◆ WORK TO BE COMPLETED:
Retype each line exactly. Skip images.

◆ MATERIAL PROVIDED:
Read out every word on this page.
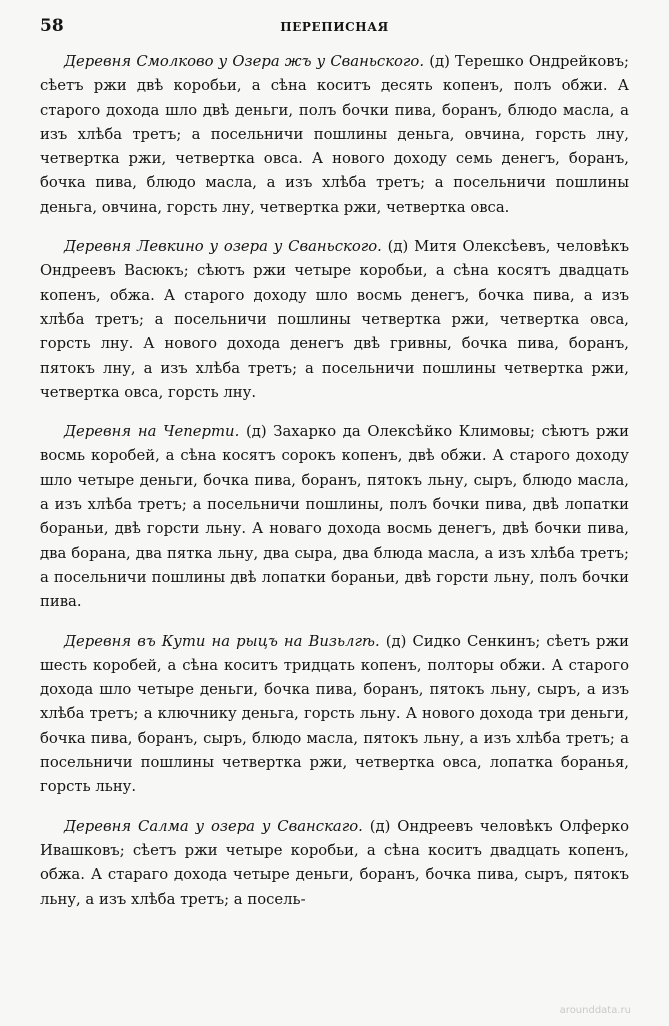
58	ПЕРЕПИСНАЯ

Деревня Смолково у Озера жъ у Сваньского. (д) Терешко Ондрейковъ; сѣетъ ржи двѣ коробьи, а сѣна коситъ десять копенъ, полъ обжи. А старого дохода шло двѣ деньги, полъ бочки пива, боранъ, блюдо масла, а изъ хлѣба третъ; а посельничи пошлины деньга, овчина, горсть лну, четвертка ржи, четвертка овса. А нового доходу семь денегъ, боранъ, бочка пива, блюдо масла, а изъ хлѣба третъ; а посельничи пошлины деньга, овчина, горсть лну, четвертка ржи, четвертка овса.

Деревня Левкино у озера у Сваньского. (д) Митя Олексѣевъ, человѣкъ Ондреевъ Васюкъ; сѣютъ ржи четыре коробьи, а сѣна косятъ двадцать копенъ, обжа. А старого доходу шло восмь денегъ, бочка пива, а изъ хлѣба третъ; а посельничи пошлины четвертка ржи, четвертка овса, горсть лну. А нового дохода денегъ двѣ гривны, бочка пива, боранъ, пятокъ лну, а изъ хлѣба третъ; а посельничи пошлины четвертка ржи, четвертка овса, горсть лну.

Деревня на Чеперти. (д) Захарко да Олексѣйко Климовы; сѣютъ ржи восмь коробей, а сѣна косятъ сорокъ копенъ, двѣ обжи. А старого доходу шло четыре деньги, бочка пива, боранъ, пятокъ льну, сыръ, блюдо масла, а изъ хлѣба третъ; а посельничи пошлины, полъ бочки пива, двѣ лопатки бораньи, двѣ горсти льну. А новаго дохода восмь денегъ, двѣ бочки пива, два борана, два пятка льну, два сыра, два блюда масла, а изъ хлѣба третъ; а посельничи пошлины двѣ лопатки бораньи, двѣ горсти льну, полъ бочки пива.

Деревня въ Кути на рыцъ на Визьлгѣ. (д) Сидко Сенкинъ; сѣетъ ржи шесть коробей, а сѣна коситъ тридцать копенъ, полторы обжи. А старого дохода шло четыре деньги, бочка пива, боранъ, пятокъ льну, сыръ, а изъ хлѣба третъ; а ключнику деньга, горсть льну. А нового дохода три деньги, бочка пива, боранъ, сыръ, блюдо масла, пятокъ льну, а изъ хлѣба третъ; а посельничи пошлины четвертка ржи, четвертка овса, лопатка боранья, горсть льну.

Деревня Салма у озера у Сванскаго. (д) Ондреевъ человѣкъ Олферко Ивашковъ; сѣетъ ржи четыре коробьи, а сѣна коситъ двадцать копенъ, обжа. А стараго дохода четыре деньги, боранъ, бочка пива, сыръ, пятокъ льну, а изъ хлѣба третъ; а посель-

arounddata.ru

◆ THE RESULT:
Read out every word on this page.
58	ПЕРЕПИСНАЯ

Деревня Смолково у Озера жъ у Сваньского. (д) Терешко Ондрейковъ; сѣетъ ржи двѣ коробьи, а сѣна коситъ десять копенъ, полъ обжи. А старого дохода шло двѣ деньги, полъ бочки пива, боранъ, блюдо масла, а изъ хлѣба третъ; а посельничи пошлины деньга, овчина, горсть лну, четвертка ржи, четвертка овса. А нового доходу семь денегъ, боранъ, бочка пива, блюдо масла, а изъ хлѣба третъ; а посельничи пошлины деньга, овчина, горсть лну, четвертка ржи, четвертка овса.

Деревня Левкино у озера у Сваньского. (д) Митя Олексѣевъ, человѣкъ Ондреевъ Васюкъ; сѣютъ ржи четыре коробьи, а сѣна косятъ двадцать копенъ, обжа. А старого доходу шло восмь денегъ, бочка пива, а изъ хлѣба третъ; а посельничи пошлины четвертка ржи, четвертка овса, горсть лну. А нового дохода денегъ двѣ гривны, бочка пива, боранъ, пятокъ лну, а изъ хлѣба третъ; а посельничи пошлины четвертка ржи, четвертка овса, горсть лну.

Деревня на Чеперти. (д) Захарко да Олексѣйко Климовы; сѣютъ ржи восмь коробей, а сѣна косятъ сорокъ копенъ, двѣ обжи. А старого доходу шло четыре деньги, бочка пива, боранъ, пятокъ льну, сыръ, блюдо масла, а изъ хлѣба третъ; а посельничи пошлины, полъ бочки пива, двѣ лопатки бораньи, двѣ горсти льну. А новаго дохода восмь денегъ, двѣ бочки пива, два борана, два пятка льну, два сыра, два блюда масла, а изъ хлѣба третъ; а посельничи пошлины двѣ лопатки бораньи, двѣ горсти льну, полъ бочки пива.

Деревня въ Кути на рыцъ на Визьлгѣ. (д) Сидко Сенкинъ; сѣетъ ржи шесть коробей, а сѣна коситъ тридцать копенъ, полторы обжи. А старого дохода шло четыре деньги, бочка пива, боранъ, пятокъ льну, сыръ, а изъ хлѣба третъ; а ключнику деньга, горсть льну. А нового дохода три деньги, бочка пива, боранъ, сыръ, блюдо масла, пятокъ льну, а изъ хлѣба третъ; а посельничи пошлины четвертка ржи, четвертка овса, лопатка боранья, горсть льну.

Деревня Салма у озера у Сванскаго. (д) Ондреевъ человѣкъ Олферко Ивашковъ; сѣетъ ржи четыре коробьи, а сѣна коситъ двадцать копенъ, обжа. А стараго дохода четыре деньги, боранъ, бочка пива, сыръ, пятокъ льну, а изъ хлѣба третъ; а посель-

arounddata.ru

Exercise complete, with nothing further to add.